▸ **DATASET**:
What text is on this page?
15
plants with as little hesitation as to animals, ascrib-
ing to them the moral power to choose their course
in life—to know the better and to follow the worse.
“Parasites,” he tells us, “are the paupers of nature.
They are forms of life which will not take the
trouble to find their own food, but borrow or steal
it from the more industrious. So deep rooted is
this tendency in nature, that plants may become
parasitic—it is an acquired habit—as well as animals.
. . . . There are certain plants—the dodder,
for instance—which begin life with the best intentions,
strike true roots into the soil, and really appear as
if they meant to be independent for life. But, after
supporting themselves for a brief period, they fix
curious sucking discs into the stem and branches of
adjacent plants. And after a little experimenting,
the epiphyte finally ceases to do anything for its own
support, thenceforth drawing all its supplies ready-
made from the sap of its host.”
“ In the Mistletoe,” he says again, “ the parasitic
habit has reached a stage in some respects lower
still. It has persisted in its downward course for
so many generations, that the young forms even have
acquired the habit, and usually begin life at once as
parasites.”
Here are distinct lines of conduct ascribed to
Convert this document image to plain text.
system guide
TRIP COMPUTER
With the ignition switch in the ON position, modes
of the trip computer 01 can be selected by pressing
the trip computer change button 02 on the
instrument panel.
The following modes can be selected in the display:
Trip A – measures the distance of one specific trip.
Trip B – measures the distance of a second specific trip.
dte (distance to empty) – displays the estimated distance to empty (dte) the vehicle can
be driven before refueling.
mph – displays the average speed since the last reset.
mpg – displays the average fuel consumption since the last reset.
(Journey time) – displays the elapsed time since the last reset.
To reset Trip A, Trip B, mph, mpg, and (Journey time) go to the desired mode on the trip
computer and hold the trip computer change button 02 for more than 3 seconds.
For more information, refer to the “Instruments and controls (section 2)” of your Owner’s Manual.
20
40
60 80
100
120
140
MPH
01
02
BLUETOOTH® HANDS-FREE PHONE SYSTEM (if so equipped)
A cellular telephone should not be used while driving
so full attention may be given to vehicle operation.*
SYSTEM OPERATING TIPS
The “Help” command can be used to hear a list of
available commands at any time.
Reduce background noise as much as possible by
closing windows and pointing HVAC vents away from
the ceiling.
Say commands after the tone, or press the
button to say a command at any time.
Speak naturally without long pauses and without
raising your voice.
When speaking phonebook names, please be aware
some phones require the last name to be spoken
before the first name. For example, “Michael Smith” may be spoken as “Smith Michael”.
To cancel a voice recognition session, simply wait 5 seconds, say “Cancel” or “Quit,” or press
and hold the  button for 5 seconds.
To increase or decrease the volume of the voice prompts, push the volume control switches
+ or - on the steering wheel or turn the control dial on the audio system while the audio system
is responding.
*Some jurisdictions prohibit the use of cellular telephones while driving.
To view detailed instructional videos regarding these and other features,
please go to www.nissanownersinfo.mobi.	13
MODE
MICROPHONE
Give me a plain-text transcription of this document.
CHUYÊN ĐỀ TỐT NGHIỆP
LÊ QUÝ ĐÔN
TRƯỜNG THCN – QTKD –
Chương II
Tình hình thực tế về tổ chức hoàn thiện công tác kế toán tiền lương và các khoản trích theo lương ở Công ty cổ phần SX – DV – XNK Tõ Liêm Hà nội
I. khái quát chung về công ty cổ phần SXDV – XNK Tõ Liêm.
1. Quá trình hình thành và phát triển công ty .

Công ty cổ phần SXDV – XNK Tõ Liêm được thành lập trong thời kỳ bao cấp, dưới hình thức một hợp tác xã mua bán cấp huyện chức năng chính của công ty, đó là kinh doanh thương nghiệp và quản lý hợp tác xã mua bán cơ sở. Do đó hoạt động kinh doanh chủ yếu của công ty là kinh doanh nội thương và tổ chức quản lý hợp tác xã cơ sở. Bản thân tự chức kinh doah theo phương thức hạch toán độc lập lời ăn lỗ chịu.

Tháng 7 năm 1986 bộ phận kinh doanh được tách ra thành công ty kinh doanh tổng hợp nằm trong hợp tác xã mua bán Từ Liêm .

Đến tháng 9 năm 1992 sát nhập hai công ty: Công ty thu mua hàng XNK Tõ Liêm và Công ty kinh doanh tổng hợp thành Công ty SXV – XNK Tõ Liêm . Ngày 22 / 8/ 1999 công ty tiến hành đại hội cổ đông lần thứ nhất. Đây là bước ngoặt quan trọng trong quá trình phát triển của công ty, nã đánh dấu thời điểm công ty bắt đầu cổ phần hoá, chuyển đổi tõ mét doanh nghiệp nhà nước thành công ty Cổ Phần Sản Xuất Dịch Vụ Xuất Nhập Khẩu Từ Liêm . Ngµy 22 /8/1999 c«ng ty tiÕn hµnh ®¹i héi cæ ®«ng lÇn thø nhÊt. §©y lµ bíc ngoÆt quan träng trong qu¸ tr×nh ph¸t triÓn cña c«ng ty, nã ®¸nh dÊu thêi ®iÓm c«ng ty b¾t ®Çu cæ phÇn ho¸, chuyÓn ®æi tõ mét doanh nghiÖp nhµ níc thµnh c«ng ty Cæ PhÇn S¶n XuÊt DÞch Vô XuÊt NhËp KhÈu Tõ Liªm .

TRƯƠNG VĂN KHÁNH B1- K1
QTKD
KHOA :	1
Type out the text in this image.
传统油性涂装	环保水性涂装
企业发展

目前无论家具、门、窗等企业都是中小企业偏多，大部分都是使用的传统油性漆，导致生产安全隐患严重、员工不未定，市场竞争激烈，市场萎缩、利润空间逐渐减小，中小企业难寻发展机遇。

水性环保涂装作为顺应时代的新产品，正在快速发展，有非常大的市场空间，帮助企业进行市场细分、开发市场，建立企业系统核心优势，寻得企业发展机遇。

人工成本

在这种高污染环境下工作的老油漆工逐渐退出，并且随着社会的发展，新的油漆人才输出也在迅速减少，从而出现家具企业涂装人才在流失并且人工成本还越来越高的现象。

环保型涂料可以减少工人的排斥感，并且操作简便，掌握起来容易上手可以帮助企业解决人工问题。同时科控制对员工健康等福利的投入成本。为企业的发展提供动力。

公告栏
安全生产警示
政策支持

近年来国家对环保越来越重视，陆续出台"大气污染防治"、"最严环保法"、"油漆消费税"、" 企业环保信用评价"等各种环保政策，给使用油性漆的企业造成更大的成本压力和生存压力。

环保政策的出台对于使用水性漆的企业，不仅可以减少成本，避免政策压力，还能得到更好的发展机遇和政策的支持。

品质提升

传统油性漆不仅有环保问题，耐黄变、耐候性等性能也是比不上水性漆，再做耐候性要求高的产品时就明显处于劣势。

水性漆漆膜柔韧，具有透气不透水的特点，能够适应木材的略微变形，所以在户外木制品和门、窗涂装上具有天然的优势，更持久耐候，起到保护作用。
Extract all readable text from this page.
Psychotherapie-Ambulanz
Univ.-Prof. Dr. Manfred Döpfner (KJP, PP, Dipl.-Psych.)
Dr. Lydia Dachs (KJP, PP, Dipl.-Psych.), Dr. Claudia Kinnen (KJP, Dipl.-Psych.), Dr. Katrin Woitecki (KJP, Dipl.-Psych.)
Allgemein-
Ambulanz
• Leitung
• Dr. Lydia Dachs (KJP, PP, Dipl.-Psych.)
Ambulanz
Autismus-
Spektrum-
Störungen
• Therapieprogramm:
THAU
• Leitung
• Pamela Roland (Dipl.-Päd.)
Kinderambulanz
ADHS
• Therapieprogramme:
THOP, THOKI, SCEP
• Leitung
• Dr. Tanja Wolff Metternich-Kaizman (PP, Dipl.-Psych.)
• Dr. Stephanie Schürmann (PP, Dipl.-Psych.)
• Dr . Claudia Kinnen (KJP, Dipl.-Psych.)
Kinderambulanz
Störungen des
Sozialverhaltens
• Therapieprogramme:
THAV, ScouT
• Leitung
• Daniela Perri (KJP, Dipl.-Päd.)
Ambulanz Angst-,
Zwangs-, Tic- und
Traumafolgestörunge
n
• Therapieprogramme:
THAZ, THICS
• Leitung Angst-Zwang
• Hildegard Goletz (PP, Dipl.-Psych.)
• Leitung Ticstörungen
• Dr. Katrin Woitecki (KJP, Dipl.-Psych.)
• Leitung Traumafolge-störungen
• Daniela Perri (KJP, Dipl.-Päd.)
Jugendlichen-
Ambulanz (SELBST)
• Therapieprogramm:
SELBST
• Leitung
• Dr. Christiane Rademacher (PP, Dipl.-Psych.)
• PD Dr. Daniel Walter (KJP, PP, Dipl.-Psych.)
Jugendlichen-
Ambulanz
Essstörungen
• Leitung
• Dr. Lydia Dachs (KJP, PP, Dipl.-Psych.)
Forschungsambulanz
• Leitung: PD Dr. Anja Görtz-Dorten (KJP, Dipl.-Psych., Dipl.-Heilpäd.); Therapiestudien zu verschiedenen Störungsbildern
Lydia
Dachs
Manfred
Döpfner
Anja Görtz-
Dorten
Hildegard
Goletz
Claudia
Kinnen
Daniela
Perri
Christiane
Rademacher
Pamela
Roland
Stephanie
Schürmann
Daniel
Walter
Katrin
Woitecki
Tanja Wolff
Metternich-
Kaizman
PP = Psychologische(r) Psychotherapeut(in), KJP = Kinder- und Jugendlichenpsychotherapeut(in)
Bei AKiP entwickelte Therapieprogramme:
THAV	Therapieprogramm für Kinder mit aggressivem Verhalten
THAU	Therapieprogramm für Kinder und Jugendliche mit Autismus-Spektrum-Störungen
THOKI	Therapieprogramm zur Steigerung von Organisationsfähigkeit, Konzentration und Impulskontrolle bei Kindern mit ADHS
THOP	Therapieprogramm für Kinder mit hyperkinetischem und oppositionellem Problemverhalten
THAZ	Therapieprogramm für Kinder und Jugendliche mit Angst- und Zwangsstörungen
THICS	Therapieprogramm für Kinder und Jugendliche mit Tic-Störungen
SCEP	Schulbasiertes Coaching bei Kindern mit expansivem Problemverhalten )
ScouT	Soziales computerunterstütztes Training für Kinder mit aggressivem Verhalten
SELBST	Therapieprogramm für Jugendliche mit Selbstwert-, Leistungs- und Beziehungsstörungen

▸ **TASK OBJECTIVE**: Check every line of the records above for the string "while" and say how many contain it, giving the number alone.

▸ **ANSWER IN FULL**: 3